Problem description: Your copy of the material must match it exactly, except that pictures are dropped.

----

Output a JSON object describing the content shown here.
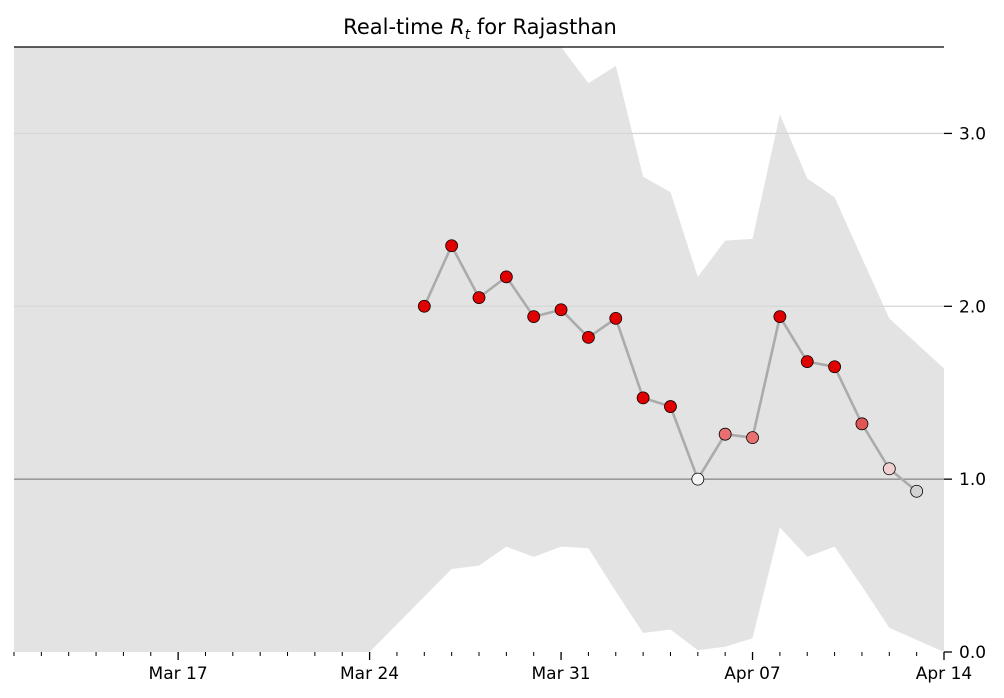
{
  "chart_data": {
    "type": "line",
    "title": "Real-time Rt for Rajasthan",
    "title_parts": {
      "prefix": "Real-time ",
      "symbol": "R",
      "subscript": "t",
      "suffix": " for Rajasthan"
    },
    "xlabel": "",
    "ylabel": "",
    "ylim": [
      0,
      3.5
    ],
    "y_ticks": [
      {
        "value": 0.0,
        "label": "0.0"
      },
      {
        "value": 1.0,
        "label": "1.0"
      },
      {
        "value": 2.0,
        "label": "2.0"
      },
      {
        "value": 3.0,
        "label": "3.0"
      }
    ],
    "x_range": [
      "Mar 11",
      "Apr 14"
    ],
    "x_ticks": [
      {
        "date": "Mar 17",
        "label": "Mar 17"
      },
      {
        "date": "Mar 24",
        "label": "Mar 24"
      },
      {
        "date": "Mar 31",
        "label": "Mar 31"
      },
      {
        "date": "Apr 07",
        "label": "Apr 07"
      },
      {
        "date": "Apr 14",
        "label": "Apr 14"
      }
    ],
    "reference_line": 1.0,
    "grid": "horizontal",
    "y_axis_side": "right",
    "band_color": "#e3e3e3",
    "line_color": "#ababab",
    "series": [
      {
        "points": [
          {
            "date": "Mar 26",
            "value": 2.0,
            "color": "#e00000"
          },
          {
            "date": "Mar 27",
            "value": 2.35,
            "color": "#e00000"
          },
          {
            "date": "Mar 28",
            "value": 2.05,
            "color": "#e00000"
          },
          {
            "date": "Mar 29",
            "value": 2.17,
            "color": "#e00000"
          },
          {
            "date": "Mar 30",
            "value": 1.94,
            "color": "#e00000"
          },
          {
            "date": "Mar 31",
            "value": 1.98,
            "color": "#e00000"
          },
          {
            "date": "Apr 01",
            "value": 1.82,
            "color": "#e00000"
          },
          {
            "date": "Apr 02",
            "value": 1.93,
            "color": "#e00000"
          },
          {
            "date": "Apr 03",
            "value": 1.47,
            "color": "#e00000"
          },
          {
            "date": "Apr 04",
            "value": 1.42,
            "color": "#e00000"
          },
          {
            "date": "Apr 05",
            "value": 1.0,
            "color": "#f5f5f5"
          },
          {
            "date": "Apr 06",
            "value": 1.26,
            "color": "#e87070"
          },
          {
            "date": "Apr 07",
            "value": 1.24,
            "color": "#e87070"
          },
          {
            "date": "Apr 08",
            "value": 1.94,
            "color": "#e00000"
          },
          {
            "date": "Apr 09",
            "value": 1.68,
            "color": "#e00000"
          },
          {
            "date": "Apr 10",
            "value": 1.65,
            "color": "#e00000"
          },
          {
            "date": "Apr 11",
            "value": 1.32,
            "color": "#e05555"
          },
          {
            "date": "Apr 12",
            "value": 1.06,
            "color": "#f0d0d0"
          },
          {
            "date": "Apr 13",
            "value": 0.93,
            "color": "#d3d3d3"
          }
        ]
      }
    ],
    "band": [
      {
        "date": "Mar 11",
        "low": 0.0,
        "high": 3.5
      },
      {
        "date": "Mar 24",
        "low": 0.0,
        "high": 3.5
      },
      {
        "date": "Mar 27",
        "low": 0.48,
        "high": 3.5
      },
      {
        "date": "Mar 28",
        "low": 0.5,
        "high": 3.5
      },
      {
        "date": "Mar 29",
        "low": 0.61,
        "high": 3.5
      },
      {
        "date": "Mar 30",
        "low": 0.55,
        "high": 3.5
      },
      {
        "date": "Mar 31",
        "low": 0.61,
        "high": 3.5
      },
      {
        "date": "Apr 01",
        "low": 0.6,
        "high": 3.29
      },
      {
        "date": "Apr 02",
        "low": 0.35,
        "high": 3.39
      },
      {
        "date": "Apr 03",
        "low": 0.11,
        "high": 2.75
      },
      {
        "date": "Apr 04",
        "low": 0.13,
        "high": 2.66
      },
      {
        "date": "Apr 05",
        "low": 0.01,
        "high": 2.17
      },
      {
        "date": "Apr 06",
        "low": 0.03,
        "high": 2.38
      },
      {
        "date": "Apr 07",
        "low": 0.08,
        "high": 2.39
      },
      {
        "date": "Apr 08",
        "low": 0.72,
        "high": 3.11
      },
      {
        "date": "Apr 09",
        "low": 0.55,
        "high": 2.74
      },
      {
        "date": "Apr 10",
        "low": 0.61,
        "high": 2.63
      },
      {
        "date": "Apr 11",
        "low": 0.38,
        "high": 2.28
      },
      {
        "date": "Apr 12",
        "low": 0.14,
        "high": 1.93
      },
      {
        "date": "Apr 14",
        "low": 0.0,
        "high": 1.64
      }
    ]
  }
}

----

Worked answer:
Output a JSON object describing the content shown here.
{
  "chart_data": {
    "type": "line",
    "title": "Real-time Rt for Rajasthan",
    "title_parts": {
      "prefix": "Real-time ",
      "symbol": "R",
      "subscript": "t",
      "suffix": " for Rajasthan"
    },
    "xlabel": "",
    "ylabel": "",
    "ylim": [
      0,
      3.5
    ],
    "y_ticks": [
      {
        "value": 0.0,
        "label": "0.0"
      },
      {
        "value": 1.0,
        "label": "1.0"
      },
      {
        "value": 2.0,
        "label": "2.0"
      },
      {
        "value": 3.0,
        "label": "3.0"
      }
    ],
    "x_range": [
      "Mar 11",
      "Apr 14"
    ],
    "x_ticks": [
      {
        "date": "Mar 17",
        "label": "Mar 17"
      },
      {
        "date": "Mar 24",
        "label": "Mar 24"
      },
      {
        "date": "Mar 31",
        "label": "Mar 31"
      },
      {
        "date": "Apr 07",
        "label": "Apr 07"
      },
      {
        "date": "Apr 14",
        "label": "Apr 14"
      }
    ],
    "reference_line": 1.0,
    "grid": "horizontal",
    "y_axis_side": "right",
    "band_color": "#e3e3e3",
    "line_color": "#ababab",
    "series": [
      {
        "points": [
          {
            "date": "Mar 26",
            "value": 2.0,
            "color": "#e00000"
          },
          {
            "date": "Mar 27",
            "value": 2.35,
            "color": "#e00000"
          },
          {
            "date": "Mar 28",
            "value": 2.05,
            "color": "#e00000"
          },
          {
            "date": "Mar 29",
            "value": 2.17,
            "color": "#e00000"
          },
          {
            "date": "Mar 30",
            "value": 1.94,
            "color": "#e00000"
          },
          {
            "date": "Mar 31",
            "value": 1.98,
            "color": "#e00000"
          },
          {
            "date": "Apr 01",
            "value": 1.82,
            "color": "#e00000"
          },
          {
            "date": "Apr 02",
            "value": 1.93,
            "color": "#e00000"
          },
          {
            "date": "Apr 03",
            "value": 1.47,
            "color": "#e00000"
          },
          {
            "date": "Apr 04",
            "value": 1.42,
            "color": "#e00000"
          },
          {
            "date": "Apr 05",
            "value": 1.0,
            "color": "#f5f5f5"
          },
          {
            "date": "Apr 06",
            "value": 1.26,
            "color": "#e87070"
          },
          {
            "date": "Apr 07",
            "value": 1.24,
            "color": "#e87070"
          },
          {
            "date": "Apr 08",
            "value": 1.94,
            "color": "#e00000"
          },
          {
            "date": "Apr 09",
            "value": 1.68,
            "color": "#e00000"
          },
          {
            "date": "Apr 10",
            "value": 1.65,
            "color": "#e00000"
          },
          {
            "date": "Apr 11",
            "value": 1.32,
            "color": "#e05555"
          },
          {
            "date": "Apr 12",
            "value": 1.06,
            "color": "#f0d0d0"
          },
          {
            "date": "Apr 13",
            "value": 0.93,
            "color": "#d3d3d3"
          }
        ]
      }
    ],
    "band": [
      {
        "date": "Mar 11",
        "low": 0.0,
        "high": 3.5
      },
      {
        "date": "Mar 24",
        "low": 0.0,
        "high": 3.5
      },
      {
        "date": "Mar 27",
        "low": 0.48,
        "high": 3.5
      },
      {
        "date": "Mar 28",
        "low": 0.5,
        "high": 3.5
      },
      {
        "date": "Mar 29",
        "low": 0.61,
        "high": 3.5
      },
      {
        "date": "Mar 30",
        "low": 0.55,
        "high": 3.5
      },
      {
        "date": "Mar 31",
        "low": 0.61,
        "high": 3.5
      },
      {
        "date": "Apr 01",
        "low": 0.6,
        "high": 3.29
      },
      {
        "date": "Apr 02",
        "low": 0.35,
        "high": 3.39
      },
      {
        "date": "Apr 03",
        "low": 0.11,
        "high": 2.75
      },
      {
        "date": "Apr 04",
        "low": 0.13,
        "high": 2.66
      },
      {
        "date": "Apr 05",
        "low": 0.01,
        "high": 2.17
      },
      {
        "date": "Apr 06",
        "low": 0.03,
        "high": 2.38
      },
      {
        "date": "Apr 07",
        "low": 0.08,
        "high": 2.39
      },
      {
        "date": "Apr 08",
        "low": 0.72,
        "high": 3.11
      },
      {
        "date": "Apr 09",
        "low": 0.55,
        "high": 2.74
      },
      {
        "date": "Apr 10",
        "low": 0.61,
        "high": 2.63
      },
      {
        "date": "Apr 11",
        "low": 0.38,
        "high": 2.28
      },
      {
        "date": "Apr 12",
        "low": 0.14,
        "high": 1.93
      },
      {
        "date": "Apr 14",
        "low": 0.0,
        "high": 1.64
      }
    ]
  }
}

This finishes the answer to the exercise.